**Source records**
== == ==
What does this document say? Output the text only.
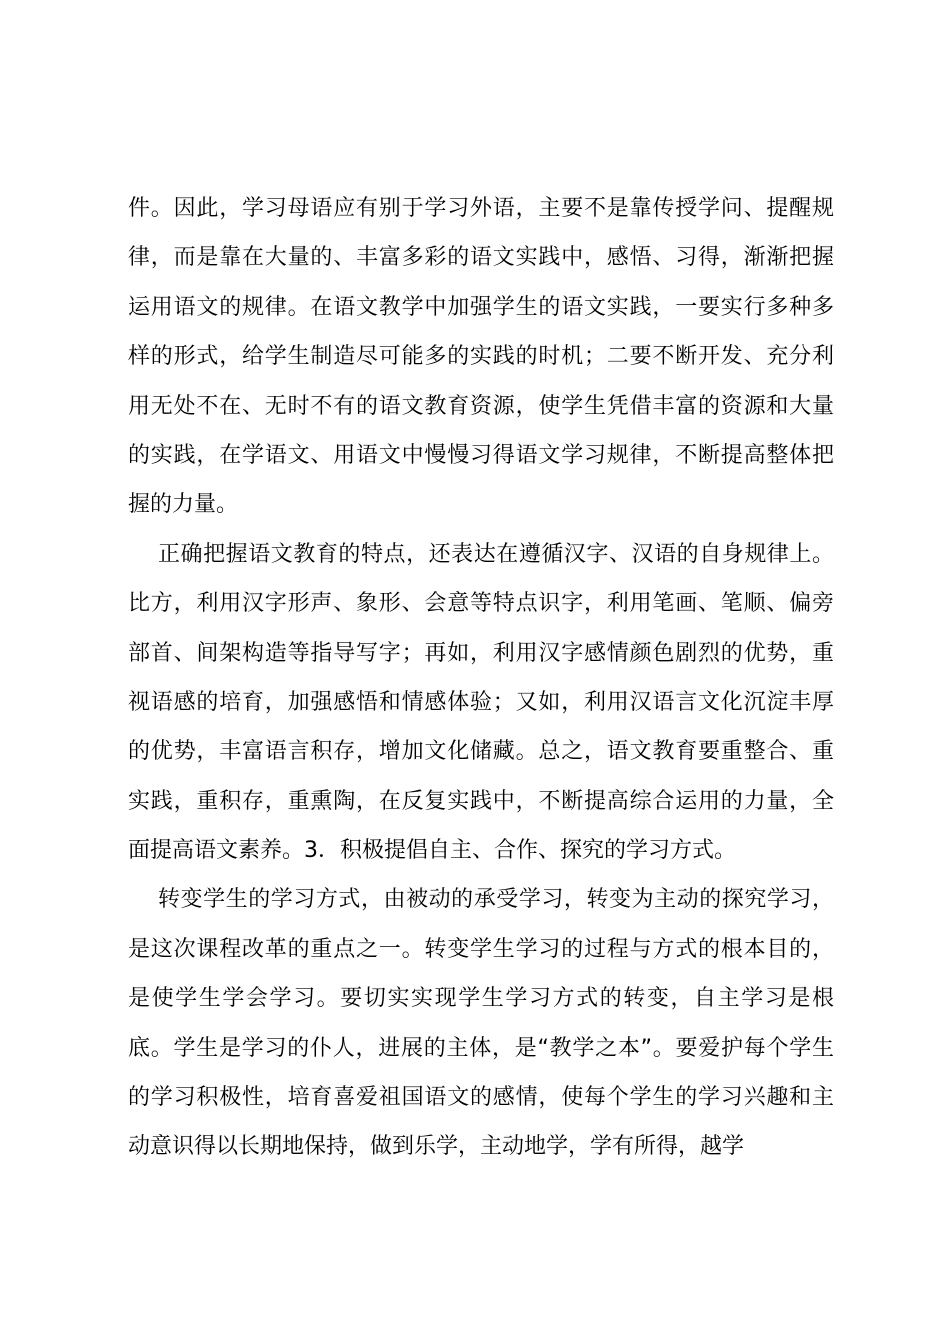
件。因此，学习母语应有别于学习外语，主要不是靠传授学问、提醒规
律，而是靠在大量的、丰富多彩的语文实践中，感悟、习得，渐渐把握
运用语文的规律。在语文教学中加强学生的语文实践，一要实行多种多
样的形式，给学生制造尽可能多的实践的时机；二要不断开发、充分利
用无处不在、无时不有的语文教育资源，使学生凭借丰富的资源和大量
的实践，在学语文、用语文中慢慢习得语文学习规律，不断提高整体把
握的力量。
正确把握语文教育的特点，还表达在遵循汉字、汉语的自身规律上。
比方，利用汉字形声、象形、会意等特点识字，利用笔画、笔顺、偏旁
部首、间架构造等指导写字；再如，利用汉字感情颜色剧烈的优势，重
视语感的培育，加强感悟和情感体验；又如，利用汉语言文化沉淀丰厚
的优势，丰富语言积存，增加文化储藏。总之，语文教育要重整合、重
实践，重积存，重熏陶，在反复实践中，不断提高综合运用的力量，全
面提高语文素养。3．积极提倡自主、合作、探究的学习方式。
转变学生的学习方式，由被动的承受学习，转变为主动的探究学习，
是这次课程改革的重点之一。转变学生学习的过程与方式的根本目的，
是使学生学会学习。要切实实现学生学习方式的转变，自主学习是根
底。学生是学习的仆人，进展的主体，是“教学之本”。要爱护每个学生
的学习积极性，培育喜爱祖国语文的感情，使每个学生的学习兴趣和主
动意识得以长期地保持，做到乐学，主动地学，学有所得，越学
== == ==
**Exercise requirements**
Copy out all the entries exactly. Images stay out of the copy.

**Solution for this task**
What does this document say? Output the text only.
件。因此，学习母语应有别于学习外语，主要不是靠传授学问、提醒规
律，而是靠在大量的、丰富多彩的语文实践中，感悟、习得，渐渐把握
运用语文的规律。在语文教学中加强学生的语文实践，一要实行多种多
样的形式，给学生制造尽可能多的实践的时机；二要不断开发、充分利
用无处不在、无时不有的语文教育资源，使学生凭借丰富的资源和大量
的实践，在学语文、用语文中慢慢习得语文学习规律，不断提高整体把
握的力量。
正确把握语文教育的特点，还表达在遵循汉字、汉语的自身规律上。
比方，利用汉字形声、象形、会意等特点识字，利用笔画、笔顺、偏旁
部首、间架构造等指导写字；再如，利用汉字感情颜色剧烈的优势，重
视语感的培育，加强感悟和情感体验；又如，利用汉语言文化沉淀丰厚
的优势，丰富语言积存，增加文化储藏。总之，语文教育要重整合、重
实践，重积存，重熏陶，在反复实践中，不断提高综合运用的力量，全
面提高语文素养。3．积极提倡自主、合作、探究的学习方式。
转变学生的学习方式，由被动的承受学习，转变为主动的探究学习，
是这次课程改革的重点之一。转变学生学习的过程与方式的根本目的，
是使学生学会学习。要切实实现学生学习方式的转变，自主学习是根
底。学生是学习的仆人，进展的主体，是“教学之本”。要爱护每个学生
的学习积极性，培育喜爱祖国语文的感情，使每个学生的学习兴趣和主
动意识得以长期地保持，做到乐学，主动地学，学有所得，越学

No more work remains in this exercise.